Dataset entries
--

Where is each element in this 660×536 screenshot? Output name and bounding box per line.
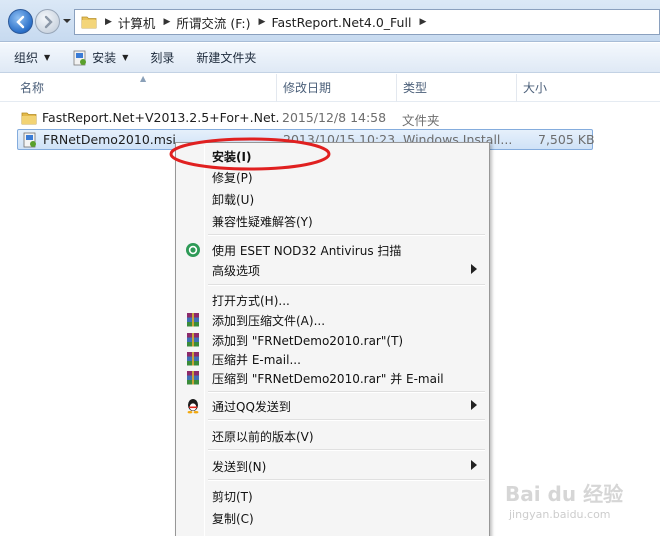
- submenu-arrow-icon: [471, 264, 477, 274]
- menu-item-copy[interactable]: 复制(C): [178, 507, 487, 528]
- installer-icon: [73, 50, 87, 65]
- winrar-icon: [187, 352, 199, 366]
- folder-icon: [21, 112, 37, 125]
- menu-item-label: 卸载(U): [212, 193, 255, 207]
- menu-item-label: 复制(C): [212, 512, 254, 526]
- file-date: 2015/12/8 14:58: [282, 110, 387, 125]
- menu-item-eset-scan[interactable]: 使用 ESET NOD32 Antivirus 扫描: [178, 239, 487, 260]
- breadcrumb-separator[interactable]: ▶: [105, 17, 112, 27]
- chevron-down-icon: ▼: [122, 53, 129, 62]
- forward-button[interactable]: [35, 9, 60, 34]
- winrar-icon: [187, 333, 199, 347]
- menu-separator: [208, 479, 485, 481]
- menu-item-send-qq[interactable]: 通过QQ发送到: [178, 395, 487, 416]
- menu-item-label: 安装(I): [212, 150, 252, 164]
- breadcrumb-separator[interactable]: ▶: [419, 17, 426, 27]
- menu-item-repair[interactable]: 修复(P): [178, 166, 487, 187]
- menu-item-label: 剪切(T): [212, 490, 253, 504]
- menu-item-label: 通过QQ发送到: [212, 400, 291, 414]
- address-field[interactable]: ▶ 计算机 ▶ 所谓交流 (F:) ▶ FastReport.Net4.0_Fu…: [74, 9, 660, 35]
- baidu-watermark: Bai du 经验 jingyan.baidu.com: [505, 478, 655, 533]
- file-name: FastReport.Net+V2013.2.5+For+.Net...: [42, 110, 280, 125]
- menu-item-cut[interactable]: 剪切(T): [178, 485, 487, 506]
- submenu-arrow-icon: [471, 460, 477, 470]
- menu-item-send-to[interactable]: 发送到(N): [178, 455, 487, 476]
- menu-item-label: 打开方式(H)...: [212, 294, 290, 308]
- column-date[interactable]: 修改日期: [276, 74, 396, 102]
- menu-separator: [208, 391, 485, 393]
- menu-item-label: 还原以前的版本(V): [212, 430, 314, 444]
- breadcrumb-computer[interactable]: 计算机: [118, 13, 156, 32]
- winrar-icon: [187, 313, 199, 327]
- menu-item-label: 修复(P): [212, 171, 253, 185]
- breadcrumb-separator[interactable]: ▶: [259, 17, 266, 27]
- menu-item-uninstall[interactable]: 卸载(U): [178, 188, 487, 209]
- column-size[interactable]: 大小: [516, 74, 660, 102]
- menu-item-label: 添加到 "FRNetDemo2010.rar"(T): [212, 334, 404, 348]
- column-type[interactable]: 类型: [396, 74, 516, 102]
- menu-item-restore-versions[interactable]: 还原以前的版本(V): [178, 425, 487, 446]
- qq-icon: [187, 399, 199, 414]
- menu-separator: [208, 284, 485, 286]
- new-folder-label: 新建文件夹: [196, 51, 257, 65]
- menu-item-label: 使用 ESET NOD32 Antivirus 扫描: [212, 244, 402, 258]
- menu-item-label: 发送到(N): [212, 460, 267, 474]
- installer-icon: [23, 132, 36, 148]
- organize-label: 组织: [14, 51, 39, 65]
- file-type: 文件夹: [402, 113, 440, 128]
- column-name[interactable]: 名称: [14, 74, 276, 102]
- file-size: 7,505 KB: [538, 132, 595, 147]
- menu-separator: [208, 234, 485, 236]
- column-header: ▲ 名称 修改日期 类型 大小: [0, 74, 660, 102]
- back-button[interactable]: [8, 9, 33, 34]
- breadcrumb-drive[interactable]: 所谓交流 (F:): [176, 13, 250, 32]
- menu-item-add-rar[interactable]: 添加到 "FRNetDemo2010.rar"(T): [178, 329, 487, 350]
- menu-separator: [208, 449, 485, 451]
- folder-icon: [81, 16, 97, 29]
- menu-item-label: 添加到压缩文件(A)...: [212, 314, 326, 328]
- menu-item-compress-rar-email[interactable]: 压缩到 "FRNetDemo2010.rar" 并 E-mail: [178, 367, 487, 388]
- menu-item-compress-email[interactable]: 压缩并 E-mail...: [178, 348, 487, 369]
- menu-separator: [208, 419, 485, 421]
- command-toolbar: 组织 ▼ 安装 ▼ 刻录 新建文件夹: [0, 43, 660, 73]
- chevron-down-icon: ▼: [44, 53, 51, 62]
- install-label: 安装: [92, 51, 117, 65]
- burn-label: 刻录: [150, 51, 175, 65]
- menu-item-open-with[interactable]: 打开方式(H)...: [178, 289, 487, 310]
- menu-item-label: 高级选项: [212, 264, 261, 278]
- burn-button[interactable]: 刻录: [150, 49, 174, 66]
- file-row-folder[interactable]: FastReport.Net+V2013.2.5+For+.Net... 201…: [17, 108, 593, 129]
- submenu-arrow-icon: [471, 400, 477, 410]
- history-dropdown-icon[interactable]: [62, 16, 72, 26]
- install-button[interactable]: 安装 ▼: [72, 49, 128, 66]
- eset-icon: [186, 243, 200, 257]
- back-arrow-icon: [15, 15, 24, 28]
- breadcrumb-folder[interactable]: FastReport.Net4.0_Full: [271, 15, 411, 30]
- menu-item-compatibility[interactable]: 兼容性疑难解答(Y): [178, 210, 487, 231]
- forward-arrow-icon: [44, 15, 53, 28]
- watermark-url: jingyan.baidu.com: [509, 508, 611, 521]
- menu-item-advanced[interactable]: 高级选项: [178, 259, 487, 280]
- menu-item-install[interactable]: 安装(I): [178, 145, 487, 166]
- new-folder-button[interactable]: 新建文件夹: [196, 49, 256, 66]
- file-name: FRNetDemo2010.msi: [43, 132, 176, 147]
- menu-item-add-archive[interactable]: 添加到压缩文件(A)...: [178, 309, 487, 330]
- address-bar-area: ▶ 计算机 ▶ 所谓交流 (F:) ▶ FastReport.Net4.0_Fu…: [0, 0, 660, 42]
- organize-button[interactable]: 组织 ▼: [14, 49, 50, 66]
- menu-item-label: 兼容性疑难解答(Y): [212, 215, 313, 229]
- menu-item-label: 压缩并 E-mail...: [212, 353, 301, 367]
- winrar-icon: [187, 371, 199, 385]
- breadcrumb-separator[interactable]: ▶: [163, 17, 170, 27]
- breadcrumb: ▶ 计算机 ▶ 所谓交流 (F:) ▶ FastReport.Net4.0_Fu…: [101, 13, 432, 32]
- watermark-brand: Bai du 经验: [505, 482, 624, 506]
- context-menu: 安装(I) 修复(P) 卸载(U) 兼容性疑难解答(Y) 使用 ESET NOD…: [175, 142, 490, 536]
- menu-item-label: 压缩到 "FRNetDemo2010.rar" 并 E-mail: [212, 372, 444, 386]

--

* WHAT YOU WILL DO
The answer is to be one number: the count of lines in the entries containing the string "type".

* REPLY TO THE EXERCISE
2